**Stated problem**. Extend the essay about returning to the piano, picking up right after its final sentence.

**Supplied text**.
* * * * * * * * *

Brunswick, Melbourne, April 2015

Our piano tuner used to be an AFL footballer. Mostly, he lives down the coast, but works in the city a couple of days a week. “Clare,” he says, “You would not believe the number of mothers I see who could play piano really well and haven’t touched it for years. I don’t get it,” he says, all the while plucking cheeky tunes from the ivories. “When I was a kid, my parents had to drag me away from the piano so that the baby could sleep. When I walk past a piano, I just want to play it. I can’t keep away.”

I have been keeping away from our piano for decades. Apart from dusting it, I never touch the thing, and, until now, despite feeling vaguely guilty about this, have never felt the compulsion to do anything about it.

Since the visit of the piano tuner, however, things have changed. Something keeps drawing me to that long-neglected instrument. My fingers itch to play.

I dig out all my old sheet music. I have Mozart’s piano sonatas bound in dull green leather, Bach’s preludes and fugues, books of charming little exercises by Bergmuller and Czerny. There are my old AMEB exam books from grade 1 to grade 6. I start working my way through them all.

I played piano from early childhood, when mum taught me, all the way through primary school – where Miss Hardy used to hit my fingers with a ruler when I made mistakes – to high school. I did piano in what we used to call matric. Every night I practised for two hours; I loved the fact that it was study for a subject but was completely different from the other four. That was the pinnacle of my musical ability, culminating with an A in my final exam, when I knew I was playing better than I ever had before and ever would again.

And then, after school, nothing. Such a wicked waste: like growing up bilingual and never using your second language. But life, work and babies took over, and piano didn’t get a look in.

Forty years after I sat my final school exams, I discover I have a surprising memory for the pieces I played as a 16-year-old. I remember learning that there are several different types of memory operating when you play a musical instrument – the brain memory, the visual memory, the memory of the fingers, and that you have to keep them all in working order, so that if one of them fails, mid performance, the others will take over.

* * * * * * * * *

Stored rows
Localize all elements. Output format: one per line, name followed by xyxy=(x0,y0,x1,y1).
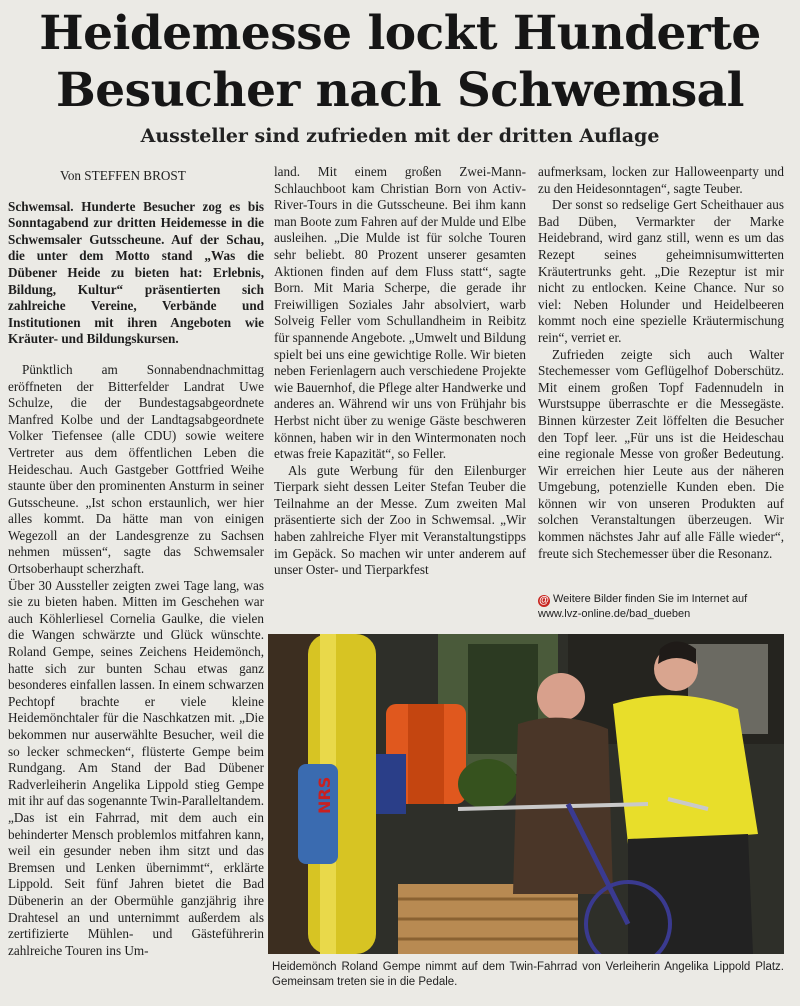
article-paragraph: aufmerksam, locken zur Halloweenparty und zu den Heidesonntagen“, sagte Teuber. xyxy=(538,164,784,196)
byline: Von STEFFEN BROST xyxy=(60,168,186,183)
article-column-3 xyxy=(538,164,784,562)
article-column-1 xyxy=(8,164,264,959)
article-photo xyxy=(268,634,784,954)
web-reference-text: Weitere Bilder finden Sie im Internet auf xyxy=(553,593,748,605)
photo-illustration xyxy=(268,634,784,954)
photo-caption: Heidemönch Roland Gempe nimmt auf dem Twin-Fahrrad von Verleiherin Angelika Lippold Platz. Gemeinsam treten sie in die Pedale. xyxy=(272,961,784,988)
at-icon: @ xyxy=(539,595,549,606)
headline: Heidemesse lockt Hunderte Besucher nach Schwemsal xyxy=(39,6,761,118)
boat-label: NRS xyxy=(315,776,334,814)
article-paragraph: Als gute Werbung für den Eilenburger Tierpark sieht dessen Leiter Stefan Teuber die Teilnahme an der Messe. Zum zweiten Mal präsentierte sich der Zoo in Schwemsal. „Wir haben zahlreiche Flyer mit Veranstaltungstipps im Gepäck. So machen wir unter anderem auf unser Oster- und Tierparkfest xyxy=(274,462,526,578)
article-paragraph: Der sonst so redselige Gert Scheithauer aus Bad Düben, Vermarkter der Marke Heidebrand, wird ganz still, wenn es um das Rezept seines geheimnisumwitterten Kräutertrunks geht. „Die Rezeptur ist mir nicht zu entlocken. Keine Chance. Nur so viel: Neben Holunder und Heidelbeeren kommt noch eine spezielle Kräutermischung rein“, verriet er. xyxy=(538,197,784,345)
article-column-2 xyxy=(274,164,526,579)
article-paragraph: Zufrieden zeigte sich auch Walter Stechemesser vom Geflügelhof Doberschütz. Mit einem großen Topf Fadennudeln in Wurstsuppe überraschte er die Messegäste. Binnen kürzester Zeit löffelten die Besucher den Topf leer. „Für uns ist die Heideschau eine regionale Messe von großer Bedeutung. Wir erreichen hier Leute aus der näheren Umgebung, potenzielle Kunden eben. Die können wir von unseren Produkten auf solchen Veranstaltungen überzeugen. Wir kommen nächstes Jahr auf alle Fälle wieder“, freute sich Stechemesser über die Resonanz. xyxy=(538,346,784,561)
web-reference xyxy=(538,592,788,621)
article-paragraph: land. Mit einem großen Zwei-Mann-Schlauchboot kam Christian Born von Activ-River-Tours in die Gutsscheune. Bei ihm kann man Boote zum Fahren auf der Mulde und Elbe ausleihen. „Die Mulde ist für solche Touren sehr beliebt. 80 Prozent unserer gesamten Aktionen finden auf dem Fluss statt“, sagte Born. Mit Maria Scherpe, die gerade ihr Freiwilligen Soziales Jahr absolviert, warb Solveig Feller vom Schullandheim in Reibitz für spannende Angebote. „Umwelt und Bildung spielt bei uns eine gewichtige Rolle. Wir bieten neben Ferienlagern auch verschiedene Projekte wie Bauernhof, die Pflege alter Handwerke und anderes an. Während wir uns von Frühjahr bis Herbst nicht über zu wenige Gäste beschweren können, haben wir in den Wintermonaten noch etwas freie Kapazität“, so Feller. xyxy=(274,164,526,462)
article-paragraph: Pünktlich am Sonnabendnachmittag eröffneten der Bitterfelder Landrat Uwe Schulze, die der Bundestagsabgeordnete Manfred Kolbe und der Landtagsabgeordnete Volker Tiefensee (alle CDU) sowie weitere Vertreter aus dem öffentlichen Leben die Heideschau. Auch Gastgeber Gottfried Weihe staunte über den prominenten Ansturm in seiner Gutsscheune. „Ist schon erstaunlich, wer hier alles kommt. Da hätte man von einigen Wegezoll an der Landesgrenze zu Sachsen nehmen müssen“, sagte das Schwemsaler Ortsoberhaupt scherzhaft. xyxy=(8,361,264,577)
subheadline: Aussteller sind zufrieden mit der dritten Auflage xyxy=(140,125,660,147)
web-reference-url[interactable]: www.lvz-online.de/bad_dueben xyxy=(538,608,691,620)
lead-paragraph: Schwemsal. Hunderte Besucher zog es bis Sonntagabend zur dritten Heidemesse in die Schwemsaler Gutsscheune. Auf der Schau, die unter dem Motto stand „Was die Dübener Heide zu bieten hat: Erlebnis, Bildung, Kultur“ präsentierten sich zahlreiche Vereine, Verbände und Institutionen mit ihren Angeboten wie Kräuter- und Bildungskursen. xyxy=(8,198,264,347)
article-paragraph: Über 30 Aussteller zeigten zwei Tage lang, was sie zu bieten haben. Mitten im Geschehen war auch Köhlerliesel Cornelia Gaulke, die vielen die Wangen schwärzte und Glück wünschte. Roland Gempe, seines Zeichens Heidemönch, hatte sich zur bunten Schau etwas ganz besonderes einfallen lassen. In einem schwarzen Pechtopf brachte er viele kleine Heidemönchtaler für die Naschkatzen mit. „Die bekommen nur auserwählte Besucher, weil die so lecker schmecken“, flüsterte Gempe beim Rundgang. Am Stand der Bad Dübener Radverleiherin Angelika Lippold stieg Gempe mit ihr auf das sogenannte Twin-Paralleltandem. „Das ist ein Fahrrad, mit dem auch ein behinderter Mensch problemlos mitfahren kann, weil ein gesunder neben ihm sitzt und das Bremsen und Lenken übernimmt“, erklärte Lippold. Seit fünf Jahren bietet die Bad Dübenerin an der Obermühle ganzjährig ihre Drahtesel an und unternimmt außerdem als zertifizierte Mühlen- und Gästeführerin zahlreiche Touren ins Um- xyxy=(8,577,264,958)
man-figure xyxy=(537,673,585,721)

* * * * * * * * *

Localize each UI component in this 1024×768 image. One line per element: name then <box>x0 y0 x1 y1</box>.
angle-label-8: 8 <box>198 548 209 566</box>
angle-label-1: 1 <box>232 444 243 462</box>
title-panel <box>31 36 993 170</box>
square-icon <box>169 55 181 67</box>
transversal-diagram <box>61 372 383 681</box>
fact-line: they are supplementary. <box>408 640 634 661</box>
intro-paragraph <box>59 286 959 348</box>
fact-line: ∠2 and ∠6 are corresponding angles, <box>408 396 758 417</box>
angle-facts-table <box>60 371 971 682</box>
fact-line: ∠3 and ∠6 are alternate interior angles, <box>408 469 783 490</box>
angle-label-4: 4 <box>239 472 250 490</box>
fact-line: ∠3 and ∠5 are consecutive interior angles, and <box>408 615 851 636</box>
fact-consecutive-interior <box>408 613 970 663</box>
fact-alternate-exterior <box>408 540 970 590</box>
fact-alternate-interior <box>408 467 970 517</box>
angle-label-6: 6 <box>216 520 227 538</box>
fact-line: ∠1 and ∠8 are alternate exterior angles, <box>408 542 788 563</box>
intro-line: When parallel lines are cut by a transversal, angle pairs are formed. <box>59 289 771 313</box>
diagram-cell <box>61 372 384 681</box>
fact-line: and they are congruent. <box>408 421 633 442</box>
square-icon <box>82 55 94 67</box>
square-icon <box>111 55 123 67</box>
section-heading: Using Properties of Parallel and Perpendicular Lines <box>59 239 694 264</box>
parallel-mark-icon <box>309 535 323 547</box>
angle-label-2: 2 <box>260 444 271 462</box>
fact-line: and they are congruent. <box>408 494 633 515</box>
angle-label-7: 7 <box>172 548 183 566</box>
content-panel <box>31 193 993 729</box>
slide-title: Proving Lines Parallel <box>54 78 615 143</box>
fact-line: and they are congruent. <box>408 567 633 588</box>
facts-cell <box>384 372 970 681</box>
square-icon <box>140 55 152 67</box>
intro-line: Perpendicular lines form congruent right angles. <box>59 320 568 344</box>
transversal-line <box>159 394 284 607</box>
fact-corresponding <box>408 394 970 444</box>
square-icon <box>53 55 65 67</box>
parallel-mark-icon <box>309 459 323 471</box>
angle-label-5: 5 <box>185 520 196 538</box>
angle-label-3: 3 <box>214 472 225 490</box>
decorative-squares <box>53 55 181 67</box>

* * * * * * * * *

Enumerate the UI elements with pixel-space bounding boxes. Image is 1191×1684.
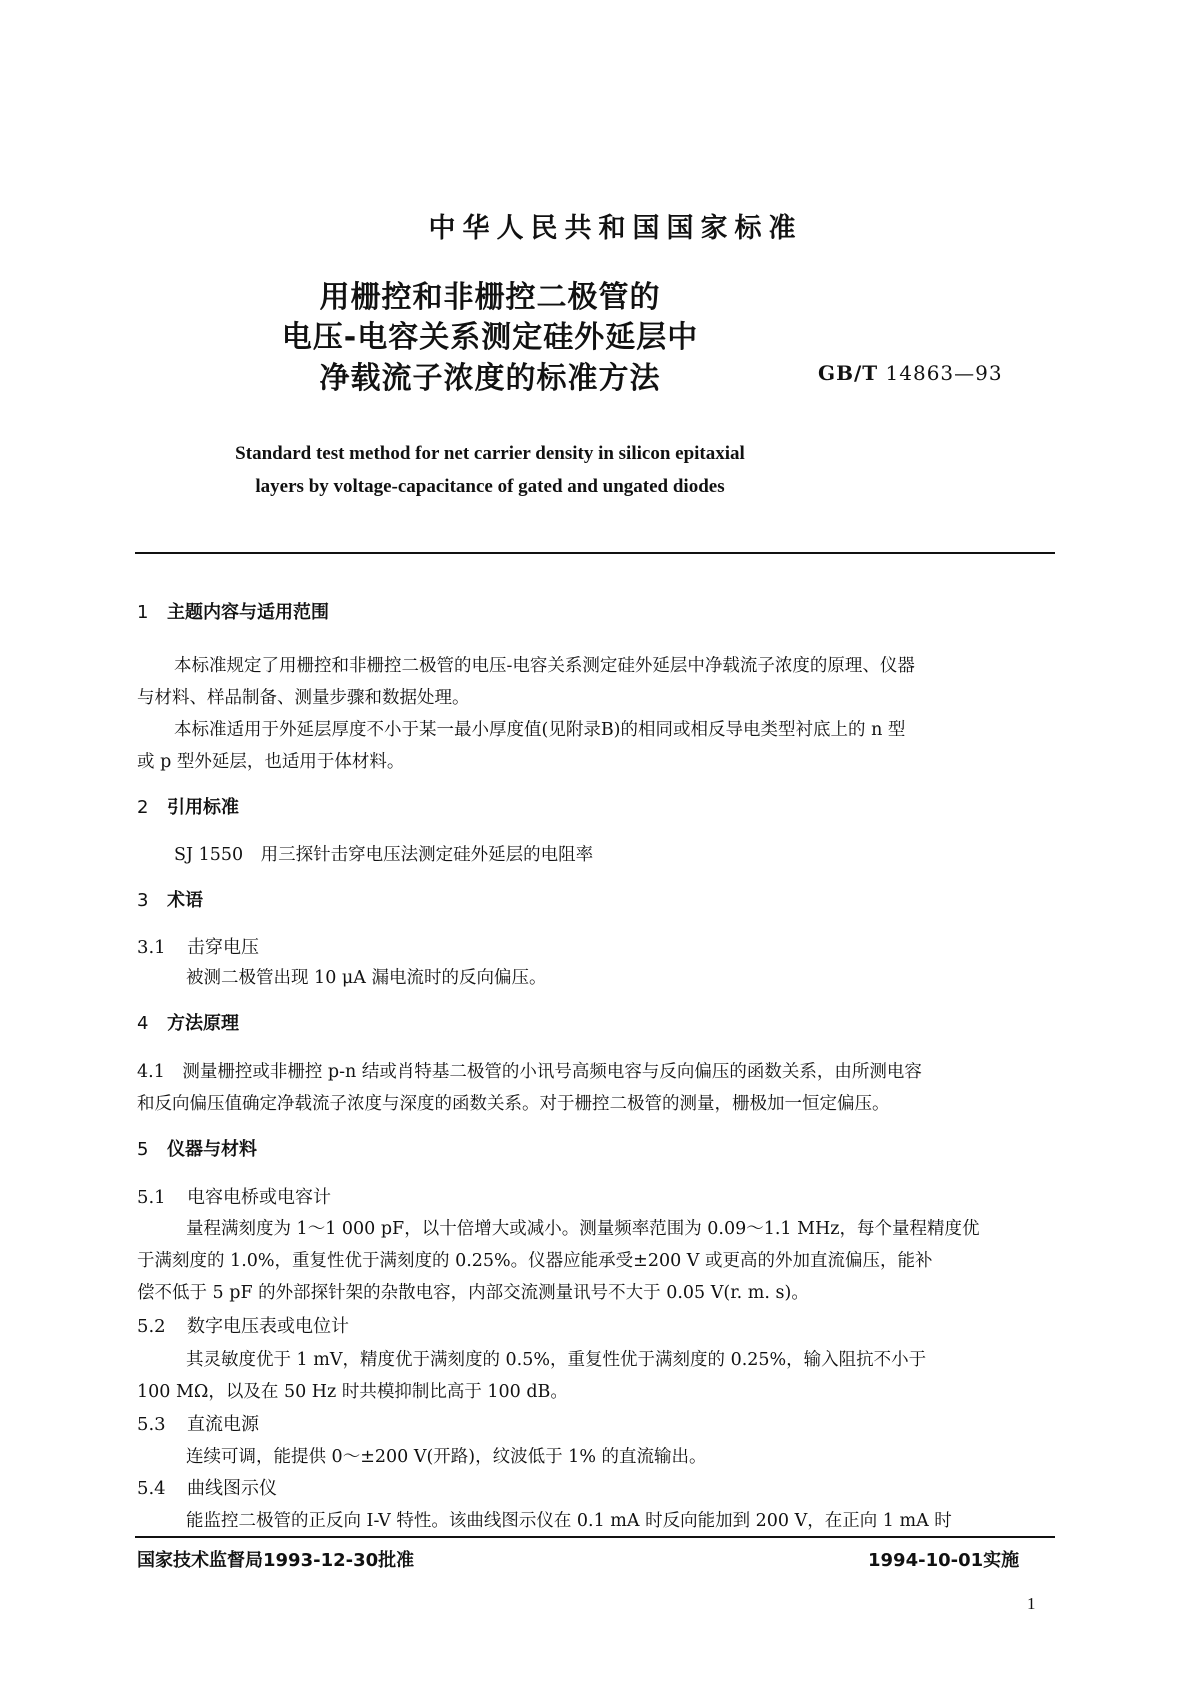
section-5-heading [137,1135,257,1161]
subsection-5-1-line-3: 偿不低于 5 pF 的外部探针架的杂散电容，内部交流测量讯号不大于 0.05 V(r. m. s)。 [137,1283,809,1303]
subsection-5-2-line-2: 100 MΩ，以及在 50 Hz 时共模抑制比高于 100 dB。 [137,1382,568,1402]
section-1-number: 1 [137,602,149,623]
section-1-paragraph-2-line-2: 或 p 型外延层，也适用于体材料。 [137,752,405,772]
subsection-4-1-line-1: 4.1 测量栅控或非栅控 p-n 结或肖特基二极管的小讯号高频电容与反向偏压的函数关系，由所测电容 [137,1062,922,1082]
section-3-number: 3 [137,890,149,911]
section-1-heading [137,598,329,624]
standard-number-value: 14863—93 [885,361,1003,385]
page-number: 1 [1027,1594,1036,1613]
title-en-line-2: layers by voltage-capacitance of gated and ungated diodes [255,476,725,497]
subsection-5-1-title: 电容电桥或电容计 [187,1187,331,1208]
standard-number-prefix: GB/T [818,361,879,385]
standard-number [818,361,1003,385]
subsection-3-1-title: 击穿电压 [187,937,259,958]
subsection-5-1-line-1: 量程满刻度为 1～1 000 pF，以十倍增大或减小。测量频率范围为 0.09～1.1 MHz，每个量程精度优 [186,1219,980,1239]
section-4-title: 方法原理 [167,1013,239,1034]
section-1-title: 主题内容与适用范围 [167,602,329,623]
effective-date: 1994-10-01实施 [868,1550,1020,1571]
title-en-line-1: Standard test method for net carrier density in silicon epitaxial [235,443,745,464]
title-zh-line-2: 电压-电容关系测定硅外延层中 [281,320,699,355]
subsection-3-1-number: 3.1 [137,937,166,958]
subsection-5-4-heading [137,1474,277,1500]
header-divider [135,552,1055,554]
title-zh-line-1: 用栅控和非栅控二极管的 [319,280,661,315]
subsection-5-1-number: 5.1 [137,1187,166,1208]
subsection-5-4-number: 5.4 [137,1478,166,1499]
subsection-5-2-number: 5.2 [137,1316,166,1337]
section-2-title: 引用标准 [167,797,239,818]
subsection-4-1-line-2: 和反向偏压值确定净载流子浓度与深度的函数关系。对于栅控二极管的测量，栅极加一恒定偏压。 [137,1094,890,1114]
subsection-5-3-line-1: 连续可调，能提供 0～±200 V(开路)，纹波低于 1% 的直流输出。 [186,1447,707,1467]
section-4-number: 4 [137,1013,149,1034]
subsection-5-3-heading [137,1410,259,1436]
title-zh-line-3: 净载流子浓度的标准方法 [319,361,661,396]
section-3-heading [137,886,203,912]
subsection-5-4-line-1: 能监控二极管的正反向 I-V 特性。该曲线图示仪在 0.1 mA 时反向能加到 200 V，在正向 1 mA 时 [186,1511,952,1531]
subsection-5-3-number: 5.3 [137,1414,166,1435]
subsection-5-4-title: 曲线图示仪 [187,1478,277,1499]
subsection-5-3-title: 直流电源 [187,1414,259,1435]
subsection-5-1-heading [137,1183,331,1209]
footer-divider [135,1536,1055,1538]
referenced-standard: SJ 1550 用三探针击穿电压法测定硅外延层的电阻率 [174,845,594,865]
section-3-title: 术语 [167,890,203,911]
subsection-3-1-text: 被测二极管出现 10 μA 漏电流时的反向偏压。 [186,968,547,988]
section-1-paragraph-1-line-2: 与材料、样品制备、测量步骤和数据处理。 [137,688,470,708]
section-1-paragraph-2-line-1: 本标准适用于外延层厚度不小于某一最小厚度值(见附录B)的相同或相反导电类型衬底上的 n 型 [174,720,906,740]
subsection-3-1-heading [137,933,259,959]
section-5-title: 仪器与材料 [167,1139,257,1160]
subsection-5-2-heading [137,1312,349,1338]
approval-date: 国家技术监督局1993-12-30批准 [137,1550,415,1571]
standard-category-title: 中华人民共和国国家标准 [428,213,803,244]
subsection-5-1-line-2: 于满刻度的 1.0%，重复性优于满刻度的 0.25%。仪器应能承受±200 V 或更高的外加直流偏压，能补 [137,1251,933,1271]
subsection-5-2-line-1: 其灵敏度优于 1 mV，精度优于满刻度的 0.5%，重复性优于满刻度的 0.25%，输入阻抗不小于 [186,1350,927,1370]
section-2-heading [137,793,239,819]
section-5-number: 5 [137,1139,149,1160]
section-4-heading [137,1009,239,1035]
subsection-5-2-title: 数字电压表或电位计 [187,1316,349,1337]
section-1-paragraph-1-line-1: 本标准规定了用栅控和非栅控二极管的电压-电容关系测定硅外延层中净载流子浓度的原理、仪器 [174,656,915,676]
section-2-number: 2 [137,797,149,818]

* * * * * * * * *

**Final result**.
I marvel at the skills – visual, cerebral and muscular – that allow me to play up to ten notes simultaneously. It is like reading another language, and then having the meaning travel through my eyes to my brain to be spoken out, melodiously, through my fingers.

Not that it’s so melodious to start with. I am appallingly rusty. Sometimes I practise lines and phrases and trills over and over, one hand at a time, but mostly I just stumble through these gorgeous pieces, hoping that no one is listening.

An abiding memories of my childhood was of mum at the piano, making beautiful music, and one piece I member particularly clearly is Sheep may safely graze, by JS Bach. Bach, more than any other composer I know, makes me feel that everything will come out right in the end. Other composers were tormented souls; Bach seems to be a benign and contented family man with his 20 children, his round face and avuncular wig, his systematic working through the well tempered klavier, his logical way of approaching music. Sheep may safely graze epitomised this to me with its echoes of the 23rd Psalm: the sense of all being well, the sheep munching contentedly, all the world peaceful and bucolic and green.

I pored over all the sheet music on my shelves with no success; Mum’s copy probably fell apart, she played it so often. I downloaded it the next day, and printed out the two short pages. I played it when I got home; it was a lot easier than some of the pieces I had been attempting these last few weeks. I am determined to work it up.

It’s a lovely thing to do, play the piano. When there are twenty idle minutes of an evening, it’s a good way to spend some time. It uses a different part of my brain from reading, writing and administration. Most of all, it takes me back to childhood, and going to bed with the sound of my mother playing in the background. In the new landscape my family now inhabits, it provides a soothing, comforting oasis in my day. When I play Sheep may safely graze, it reminds me that in a world where death is suddenly breathing down our necks, creativity, music and beauty continue, mothers play their children to sleep and even in the valley of the shadow of death, goodness and mercy will follow me.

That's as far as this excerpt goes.